Narrow the data below down to the lines containing "Valore".
▬▬▬▬▬▬▬▬▬▬
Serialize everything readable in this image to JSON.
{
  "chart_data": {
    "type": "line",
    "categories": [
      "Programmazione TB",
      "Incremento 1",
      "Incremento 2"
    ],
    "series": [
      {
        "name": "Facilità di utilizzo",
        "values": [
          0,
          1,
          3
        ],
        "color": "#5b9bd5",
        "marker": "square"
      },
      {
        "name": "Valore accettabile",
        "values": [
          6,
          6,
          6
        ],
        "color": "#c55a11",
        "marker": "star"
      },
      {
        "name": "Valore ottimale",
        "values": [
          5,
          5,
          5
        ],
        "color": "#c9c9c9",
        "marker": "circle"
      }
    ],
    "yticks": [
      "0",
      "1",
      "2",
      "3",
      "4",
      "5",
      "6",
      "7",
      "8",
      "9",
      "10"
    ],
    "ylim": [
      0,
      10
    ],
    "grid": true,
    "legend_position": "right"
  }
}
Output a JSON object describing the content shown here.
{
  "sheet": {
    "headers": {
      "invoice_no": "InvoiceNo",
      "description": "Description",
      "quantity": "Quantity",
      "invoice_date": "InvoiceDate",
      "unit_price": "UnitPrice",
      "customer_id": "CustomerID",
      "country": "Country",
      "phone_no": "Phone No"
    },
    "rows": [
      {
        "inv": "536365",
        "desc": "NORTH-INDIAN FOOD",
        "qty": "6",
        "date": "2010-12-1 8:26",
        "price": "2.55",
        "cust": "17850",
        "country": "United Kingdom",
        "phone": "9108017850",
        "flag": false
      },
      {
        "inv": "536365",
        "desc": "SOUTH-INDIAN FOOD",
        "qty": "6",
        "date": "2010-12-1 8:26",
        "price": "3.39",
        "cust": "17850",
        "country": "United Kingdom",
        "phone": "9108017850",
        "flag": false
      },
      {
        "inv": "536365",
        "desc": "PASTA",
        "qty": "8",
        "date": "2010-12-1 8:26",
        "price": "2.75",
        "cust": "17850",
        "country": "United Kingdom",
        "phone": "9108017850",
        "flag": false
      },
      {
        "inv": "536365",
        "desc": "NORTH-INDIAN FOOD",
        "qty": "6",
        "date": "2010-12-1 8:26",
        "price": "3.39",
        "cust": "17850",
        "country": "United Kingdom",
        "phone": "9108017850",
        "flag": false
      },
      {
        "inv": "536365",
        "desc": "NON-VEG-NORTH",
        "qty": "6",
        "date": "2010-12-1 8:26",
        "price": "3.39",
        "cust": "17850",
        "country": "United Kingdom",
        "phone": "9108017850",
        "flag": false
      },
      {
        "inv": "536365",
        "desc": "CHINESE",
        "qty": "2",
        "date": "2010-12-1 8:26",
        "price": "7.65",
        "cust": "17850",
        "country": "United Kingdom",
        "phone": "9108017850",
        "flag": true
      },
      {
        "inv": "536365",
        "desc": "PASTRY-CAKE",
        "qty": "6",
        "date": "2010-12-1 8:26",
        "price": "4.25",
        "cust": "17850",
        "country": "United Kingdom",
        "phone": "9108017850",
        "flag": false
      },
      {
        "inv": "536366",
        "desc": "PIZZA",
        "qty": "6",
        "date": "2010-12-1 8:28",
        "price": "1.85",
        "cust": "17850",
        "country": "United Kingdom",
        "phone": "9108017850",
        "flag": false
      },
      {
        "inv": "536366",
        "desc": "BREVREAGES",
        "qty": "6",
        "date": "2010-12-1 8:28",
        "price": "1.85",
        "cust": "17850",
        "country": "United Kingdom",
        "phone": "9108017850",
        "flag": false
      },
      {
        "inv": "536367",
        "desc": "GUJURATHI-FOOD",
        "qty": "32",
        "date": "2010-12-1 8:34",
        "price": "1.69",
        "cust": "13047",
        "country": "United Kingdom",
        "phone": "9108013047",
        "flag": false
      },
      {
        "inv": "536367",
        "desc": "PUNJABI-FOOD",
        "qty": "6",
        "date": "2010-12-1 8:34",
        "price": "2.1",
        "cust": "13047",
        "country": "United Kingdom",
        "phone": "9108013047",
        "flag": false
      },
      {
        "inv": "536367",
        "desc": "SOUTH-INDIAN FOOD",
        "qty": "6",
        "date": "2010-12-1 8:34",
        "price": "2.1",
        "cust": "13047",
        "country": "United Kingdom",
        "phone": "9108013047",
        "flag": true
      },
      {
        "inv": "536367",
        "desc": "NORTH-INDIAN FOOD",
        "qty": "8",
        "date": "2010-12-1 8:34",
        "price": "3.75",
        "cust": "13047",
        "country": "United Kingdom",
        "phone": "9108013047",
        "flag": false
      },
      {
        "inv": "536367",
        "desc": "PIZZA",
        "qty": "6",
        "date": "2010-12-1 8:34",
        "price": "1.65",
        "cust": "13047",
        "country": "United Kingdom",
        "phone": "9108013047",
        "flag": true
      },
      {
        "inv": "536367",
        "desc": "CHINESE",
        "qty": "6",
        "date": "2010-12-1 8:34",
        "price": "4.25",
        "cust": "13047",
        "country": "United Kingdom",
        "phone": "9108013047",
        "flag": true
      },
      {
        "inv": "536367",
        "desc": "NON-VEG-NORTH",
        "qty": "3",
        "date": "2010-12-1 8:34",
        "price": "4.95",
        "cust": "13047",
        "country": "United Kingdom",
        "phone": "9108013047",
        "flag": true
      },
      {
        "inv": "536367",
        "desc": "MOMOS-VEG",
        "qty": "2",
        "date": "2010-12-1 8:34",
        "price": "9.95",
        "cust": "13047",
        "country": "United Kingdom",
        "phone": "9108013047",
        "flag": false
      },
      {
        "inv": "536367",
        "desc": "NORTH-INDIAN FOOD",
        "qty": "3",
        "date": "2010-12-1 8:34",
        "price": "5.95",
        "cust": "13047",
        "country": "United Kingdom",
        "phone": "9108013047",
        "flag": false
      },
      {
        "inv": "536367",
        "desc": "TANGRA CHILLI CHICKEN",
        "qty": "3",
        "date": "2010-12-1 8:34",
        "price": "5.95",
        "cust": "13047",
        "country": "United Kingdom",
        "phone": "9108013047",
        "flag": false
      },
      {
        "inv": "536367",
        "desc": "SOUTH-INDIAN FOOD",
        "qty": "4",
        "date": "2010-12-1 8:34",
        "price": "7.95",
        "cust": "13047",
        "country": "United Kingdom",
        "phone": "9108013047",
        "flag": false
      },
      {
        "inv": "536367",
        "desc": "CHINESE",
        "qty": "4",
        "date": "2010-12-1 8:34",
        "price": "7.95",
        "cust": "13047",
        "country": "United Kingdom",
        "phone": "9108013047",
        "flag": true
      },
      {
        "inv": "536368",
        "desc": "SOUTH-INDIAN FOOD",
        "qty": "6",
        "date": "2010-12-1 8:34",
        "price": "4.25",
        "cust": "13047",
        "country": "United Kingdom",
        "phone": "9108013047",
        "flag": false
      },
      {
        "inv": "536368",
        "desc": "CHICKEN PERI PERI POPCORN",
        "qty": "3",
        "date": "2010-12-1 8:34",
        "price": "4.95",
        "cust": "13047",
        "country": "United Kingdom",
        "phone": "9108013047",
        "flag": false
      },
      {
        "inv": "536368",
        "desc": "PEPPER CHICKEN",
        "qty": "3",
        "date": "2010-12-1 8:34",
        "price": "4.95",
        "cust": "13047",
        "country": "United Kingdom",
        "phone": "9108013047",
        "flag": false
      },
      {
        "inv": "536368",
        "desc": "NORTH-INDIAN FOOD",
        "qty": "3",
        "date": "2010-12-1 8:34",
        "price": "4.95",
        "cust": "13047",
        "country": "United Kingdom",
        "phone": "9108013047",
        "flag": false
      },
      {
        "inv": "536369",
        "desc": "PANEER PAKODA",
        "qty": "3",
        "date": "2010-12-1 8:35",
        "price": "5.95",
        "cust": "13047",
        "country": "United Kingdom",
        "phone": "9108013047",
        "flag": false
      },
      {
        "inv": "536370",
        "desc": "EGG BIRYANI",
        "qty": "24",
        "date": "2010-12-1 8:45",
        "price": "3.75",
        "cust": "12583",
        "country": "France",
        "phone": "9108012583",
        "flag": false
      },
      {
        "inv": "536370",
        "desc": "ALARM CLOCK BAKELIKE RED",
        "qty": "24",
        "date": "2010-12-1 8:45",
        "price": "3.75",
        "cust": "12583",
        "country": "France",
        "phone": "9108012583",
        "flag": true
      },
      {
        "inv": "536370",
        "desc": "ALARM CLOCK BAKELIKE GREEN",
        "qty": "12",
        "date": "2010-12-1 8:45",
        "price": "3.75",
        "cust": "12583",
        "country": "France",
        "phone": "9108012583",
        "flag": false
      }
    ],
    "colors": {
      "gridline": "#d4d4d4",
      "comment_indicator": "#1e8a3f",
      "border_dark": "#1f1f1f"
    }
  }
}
▬▬▬▬▬▬▬▬▬▬
## Answer to the task:
        "name": "Valore accettabile",
        "name": "Valore ottimale",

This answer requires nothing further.